WORK TO COMPLETE:
Repeat each line of the material word for word.

RECORD EXTRACTS section start

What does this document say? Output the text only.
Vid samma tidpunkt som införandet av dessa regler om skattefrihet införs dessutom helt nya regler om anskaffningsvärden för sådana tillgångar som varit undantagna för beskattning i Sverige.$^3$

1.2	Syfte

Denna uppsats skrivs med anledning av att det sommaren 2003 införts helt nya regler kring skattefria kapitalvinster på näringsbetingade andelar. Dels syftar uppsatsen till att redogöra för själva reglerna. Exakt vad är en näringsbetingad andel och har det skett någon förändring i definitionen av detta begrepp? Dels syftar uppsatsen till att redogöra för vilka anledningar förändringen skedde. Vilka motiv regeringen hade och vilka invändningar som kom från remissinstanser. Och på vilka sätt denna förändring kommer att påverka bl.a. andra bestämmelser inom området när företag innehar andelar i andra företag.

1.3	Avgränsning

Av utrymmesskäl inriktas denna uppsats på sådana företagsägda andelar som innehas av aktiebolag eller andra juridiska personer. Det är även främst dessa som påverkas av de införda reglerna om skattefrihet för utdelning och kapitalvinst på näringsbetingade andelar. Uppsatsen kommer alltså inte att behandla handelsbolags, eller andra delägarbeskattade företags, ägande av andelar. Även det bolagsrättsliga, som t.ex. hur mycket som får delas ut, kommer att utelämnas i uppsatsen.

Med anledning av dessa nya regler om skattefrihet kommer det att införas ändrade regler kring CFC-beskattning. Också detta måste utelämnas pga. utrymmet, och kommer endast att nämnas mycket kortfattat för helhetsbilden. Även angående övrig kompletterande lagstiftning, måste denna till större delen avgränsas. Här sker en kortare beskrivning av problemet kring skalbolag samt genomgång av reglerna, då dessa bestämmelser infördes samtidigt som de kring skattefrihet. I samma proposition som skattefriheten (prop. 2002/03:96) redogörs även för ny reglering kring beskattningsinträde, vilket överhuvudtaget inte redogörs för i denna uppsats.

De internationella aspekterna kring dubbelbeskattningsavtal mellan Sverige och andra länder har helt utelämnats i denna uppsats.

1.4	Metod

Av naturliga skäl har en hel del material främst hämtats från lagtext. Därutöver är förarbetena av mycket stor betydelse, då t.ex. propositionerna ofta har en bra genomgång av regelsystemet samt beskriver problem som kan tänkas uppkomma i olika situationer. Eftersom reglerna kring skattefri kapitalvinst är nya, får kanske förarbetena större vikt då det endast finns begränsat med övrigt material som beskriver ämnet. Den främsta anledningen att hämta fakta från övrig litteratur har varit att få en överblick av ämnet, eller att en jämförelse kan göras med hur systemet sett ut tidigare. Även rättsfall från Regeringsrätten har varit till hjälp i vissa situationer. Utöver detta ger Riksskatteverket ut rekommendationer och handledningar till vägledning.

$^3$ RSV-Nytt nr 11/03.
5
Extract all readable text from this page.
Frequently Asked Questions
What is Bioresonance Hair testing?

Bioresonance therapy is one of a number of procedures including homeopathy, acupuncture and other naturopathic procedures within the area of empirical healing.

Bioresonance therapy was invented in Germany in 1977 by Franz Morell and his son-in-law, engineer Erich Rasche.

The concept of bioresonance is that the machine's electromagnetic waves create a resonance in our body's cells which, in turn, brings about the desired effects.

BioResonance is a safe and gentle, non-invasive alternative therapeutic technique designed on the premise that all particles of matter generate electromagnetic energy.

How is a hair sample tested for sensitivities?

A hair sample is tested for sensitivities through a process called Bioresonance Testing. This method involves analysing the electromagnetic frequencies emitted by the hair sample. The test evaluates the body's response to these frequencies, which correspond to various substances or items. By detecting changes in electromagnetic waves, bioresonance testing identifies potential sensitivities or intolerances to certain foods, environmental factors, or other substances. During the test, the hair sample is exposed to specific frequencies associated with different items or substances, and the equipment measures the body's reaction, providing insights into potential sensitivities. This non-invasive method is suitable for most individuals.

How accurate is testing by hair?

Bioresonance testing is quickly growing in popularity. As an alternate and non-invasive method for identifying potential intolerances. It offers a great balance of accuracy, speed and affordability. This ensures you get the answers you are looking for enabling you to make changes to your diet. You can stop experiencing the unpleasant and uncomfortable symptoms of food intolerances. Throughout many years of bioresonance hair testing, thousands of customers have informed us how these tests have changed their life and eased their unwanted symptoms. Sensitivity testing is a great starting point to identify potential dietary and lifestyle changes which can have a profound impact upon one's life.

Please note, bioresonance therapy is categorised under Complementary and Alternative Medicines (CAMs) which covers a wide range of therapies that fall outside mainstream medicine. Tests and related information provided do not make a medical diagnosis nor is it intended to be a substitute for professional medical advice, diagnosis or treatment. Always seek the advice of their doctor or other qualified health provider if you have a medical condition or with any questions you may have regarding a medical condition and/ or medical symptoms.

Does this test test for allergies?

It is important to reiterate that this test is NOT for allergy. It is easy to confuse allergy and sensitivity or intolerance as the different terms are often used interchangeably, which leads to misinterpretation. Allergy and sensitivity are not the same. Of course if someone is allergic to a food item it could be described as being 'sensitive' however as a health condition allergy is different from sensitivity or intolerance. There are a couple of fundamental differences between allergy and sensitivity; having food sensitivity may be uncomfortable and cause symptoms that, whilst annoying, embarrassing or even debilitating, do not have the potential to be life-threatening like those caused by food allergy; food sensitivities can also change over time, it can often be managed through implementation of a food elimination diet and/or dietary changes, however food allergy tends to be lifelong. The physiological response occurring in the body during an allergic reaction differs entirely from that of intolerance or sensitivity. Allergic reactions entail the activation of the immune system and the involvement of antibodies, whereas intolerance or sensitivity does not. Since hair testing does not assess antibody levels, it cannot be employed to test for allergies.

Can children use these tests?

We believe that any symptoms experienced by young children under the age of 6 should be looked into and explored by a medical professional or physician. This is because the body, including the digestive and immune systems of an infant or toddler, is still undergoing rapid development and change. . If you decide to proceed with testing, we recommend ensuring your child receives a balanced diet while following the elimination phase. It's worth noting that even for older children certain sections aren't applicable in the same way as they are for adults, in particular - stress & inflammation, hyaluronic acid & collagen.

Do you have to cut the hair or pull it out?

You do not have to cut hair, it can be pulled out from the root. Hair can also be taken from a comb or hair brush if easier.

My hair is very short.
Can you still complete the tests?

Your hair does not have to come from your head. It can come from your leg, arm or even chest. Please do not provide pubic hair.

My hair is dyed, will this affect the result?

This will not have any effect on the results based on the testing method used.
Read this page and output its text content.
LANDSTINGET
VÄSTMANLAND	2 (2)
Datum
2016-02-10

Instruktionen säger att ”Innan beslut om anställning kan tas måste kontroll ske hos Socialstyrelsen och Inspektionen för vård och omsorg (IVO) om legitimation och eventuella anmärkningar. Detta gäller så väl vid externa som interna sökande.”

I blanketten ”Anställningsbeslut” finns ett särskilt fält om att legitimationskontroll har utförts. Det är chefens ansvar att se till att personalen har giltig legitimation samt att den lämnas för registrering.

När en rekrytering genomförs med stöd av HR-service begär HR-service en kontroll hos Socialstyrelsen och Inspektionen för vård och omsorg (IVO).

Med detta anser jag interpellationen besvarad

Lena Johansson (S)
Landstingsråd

RECORD EXTRACTS section end

YOUR RESPONSE:
What does this document say? Output the text only.
Vid samma tidpunkt som införandet av dessa regler om skattefrihet införs dessutom helt nya regler om anskaffningsvärden för sådana tillgångar som varit undantagna för beskattning i Sverige.$^3$

1.2	Syfte

Denna uppsats skrivs med anledning av att det sommaren 2003 införts helt nya regler kring skattefria kapitalvinster på näringsbetingade andelar. Dels syftar uppsatsen till att redogöra för själva reglerna. Exakt vad är en näringsbetingad andel och har det skett någon förändring i definitionen av detta begrepp? Dels syftar uppsatsen till att redogöra för vilka anledningar förändringen skedde. Vilka motiv regeringen hade och vilka invändningar som kom från remissinstanser. Och på vilka sätt denna förändring kommer att påverka bl.a. andra bestämmelser inom området när företag innehar andelar i andra företag.

1.3	Avgränsning

Av utrymmesskäl inriktas denna uppsats på sådana företagsägda andelar som innehas av aktiebolag eller andra juridiska personer. Det är även främst dessa som påverkas av de införda reglerna om skattefrihet för utdelning och kapitalvinst på näringsbetingade andelar. Uppsatsen kommer alltså inte att behandla handelsbolags, eller andra delägarbeskattade företags, ägande av andelar. Även det bolagsrättsliga, som t.ex. hur mycket som får delas ut, kommer att utelämnas i uppsatsen.

Med anledning av dessa nya regler om skattefrihet kommer det att införas ändrade regler kring CFC-beskattning. Också detta måste utelämnas pga. utrymmet, och kommer endast att nämnas mycket kortfattat för helhetsbilden. Även angående övrig kompletterande lagstiftning, måste denna till större delen avgränsas. Här sker en kortare beskrivning av problemet kring skalbolag samt genomgång av reglerna, då dessa bestämmelser infördes samtidigt som de kring skattefrihet. I samma proposition som skattefriheten (prop. 2002/03:96) redogörs även för ny reglering kring beskattningsinträde, vilket överhuvudtaget inte redogörs för i denna uppsats.

De internationella aspekterna kring dubbelbeskattningsavtal mellan Sverige och andra länder har helt utelämnats i denna uppsats.

1.4	Metod

Av naturliga skäl har en hel del material främst hämtats från lagtext. Därutöver är förarbetena av mycket stor betydelse, då t.ex. propositionerna ofta har en bra genomgång av regelsystemet samt beskriver problem som kan tänkas uppkomma i olika situationer. Eftersom reglerna kring skattefri kapitalvinst är nya, får kanske förarbetena större vikt då det endast finns begränsat med övrigt material som beskriver ämnet. Den främsta anledningen att hämta fakta från övrig litteratur har varit att få en överblick av ämnet, eller att en jämförelse kan göras med hur systemet sett ut tidigare. Även rättsfall från Regeringsrätten har varit till hjälp i vissa situationer. Utöver detta ger Riksskatteverket ut rekommendationer och handledningar till vägledning.

$^3$ RSV-Nytt nr 11/03.
5
Extract all readable text from this page.
Frequently Asked Questions
What is Bioresonance Hair testing?

Bioresonance therapy is one of a number of procedures including homeopathy, acupuncture and other naturopathic procedures within the area of empirical healing.

Bioresonance therapy was invented in Germany in 1977 by Franz Morell and his son-in-law, engineer Erich Rasche.

The concept of bioresonance is that the machine's electromagnetic waves create a resonance in our body's cells which, in turn, brings about the desired effects.

BioResonance is a safe and gentle, non-invasive alternative therapeutic technique designed on the premise that all particles of matter generate electromagnetic energy.

How is a hair sample tested for sensitivities?

A hair sample is tested for sensitivities through a process called Bioresonance Testing. This method involves analysing the electromagnetic frequencies emitted by the hair sample. The test evaluates the body's response to these frequencies, which correspond to various substances or items. By detecting changes in electromagnetic waves, bioresonance testing identifies potential sensitivities or intolerances to certain foods, environmental factors, or other substances. During the test, the hair sample is exposed to specific frequencies associated with different items or substances, and the equipment measures the body's reaction, providing insights into potential sensitivities. This non-invasive method is suitable for most individuals.

How accurate is testing by hair?

Bioresonance testing is quickly growing in popularity. As an alternate and non-invasive method for identifying potential intolerances. It offers a great balance of accuracy, speed and affordability. This ensures you get the answers you are looking for enabling you to make changes to your diet. You can stop experiencing the unpleasant and uncomfortable symptoms of food intolerances. Throughout many years of bioresonance hair testing, thousands of customers have informed us how these tests have changed their life and eased their unwanted symptoms. Sensitivity testing is a great starting point to identify potential dietary and lifestyle changes which can have a profound impact upon one's life.

Please note, bioresonance therapy is categorised under Complementary and Alternative Medicines (CAMs) which covers a wide range of therapies that fall outside mainstream medicine. Tests and related information provided do not make a medical diagnosis nor is it intended to be a substitute for professional medical advice, diagnosis or treatment. Always seek the advice of their doctor or other qualified health provider if you have a medical condition or with any questions you may have regarding a medical condition and/ or medical symptoms.

Does this test test for allergies?

It is important to reiterate that this test is NOT for allergy. It is easy to confuse allergy and sensitivity or intolerance as the different terms are often used interchangeably, which leads to misinterpretation. Allergy and sensitivity are not the same. Of course if someone is allergic to a food item it could be described as being 'sensitive' however as a health condition allergy is different from sensitivity or intolerance. There are a couple of fundamental differences between allergy and sensitivity; having food sensitivity may be uncomfortable and cause symptoms that, whilst annoying, embarrassing or even debilitating, do not have the potential to be life-threatening like those caused by food allergy; food sensitivities can also change over time, it can often be managed through implementation of a food elimination diet and/or dietary changes, however food allergy tends to be lifelong. The physiological response occurring in the body during an allergic reaction differs entirely from that of intolerance or sensitivity. Allergic reactions entail the activation of the immune system and the involvement of antibodies, whereas intolerance or sensitivity does not. Since hair testing does not assess antibody levels, it cannot be employed to test for allergies.

Can children use these tests?

We believe that any symptoms experienced by young children under the age of 6 should be looked into and explored by a medical professional or physician. This is because the body, including the digestive and immune systems of an infant or toddler, is still undergoing rapid development and change. . If you decide to proceed with testing, we recommend ensuring your child receives a balanced diet while following the elimination phase. It's worth noting that even for older children certain sections aren't applicable in the same way as they are for adults, in particular - stress & inflammation, hyaluronic acid & collagen.

Do you have to cut the hair or pull it out?

You do not have to cut hair, it can be pulled out from the root. Hair can also be taken from a comb or hair brush if easier.

My hair is very short.
Can you still complete the tests?

Your hair does not have to come from your head. It can come from your leg, arm or even chest. Please do not provide pubic hair.

My hair is dyed, will this affect the result?

This will not have any effect on the results based on the testing method used.
Read this page and output its text content.
LANDSTINGET
VÄSTMANLAND	2 (2)
Datum
2016-02-10

Instruktionen säger att ”Innan beslut om anställning kan tas måste kontroll ske hos Socialstyrelsen och Inspektionen för vård och omsorg (IVO) om legitimation och eventuella anmärkningar. Detta gäller så väl vid externa som interna sökande.”

I blanketten ”Anställningsbeslut” finns ett särskilt fält om att legitimationskontroll har utförts. Det är chefens ansvar att se till att personalen har giltig legitimation samt att den lämnas för registrering.

När en rekrytering genomförs med stöd av HR-service begär HR-service en kontroll hos Socialstyrelsen och Inspektionen för vård och omsorg (IVO).

Med detta anser jag interpellationen besvarad

Lena Johansson (S)
Landstingsråd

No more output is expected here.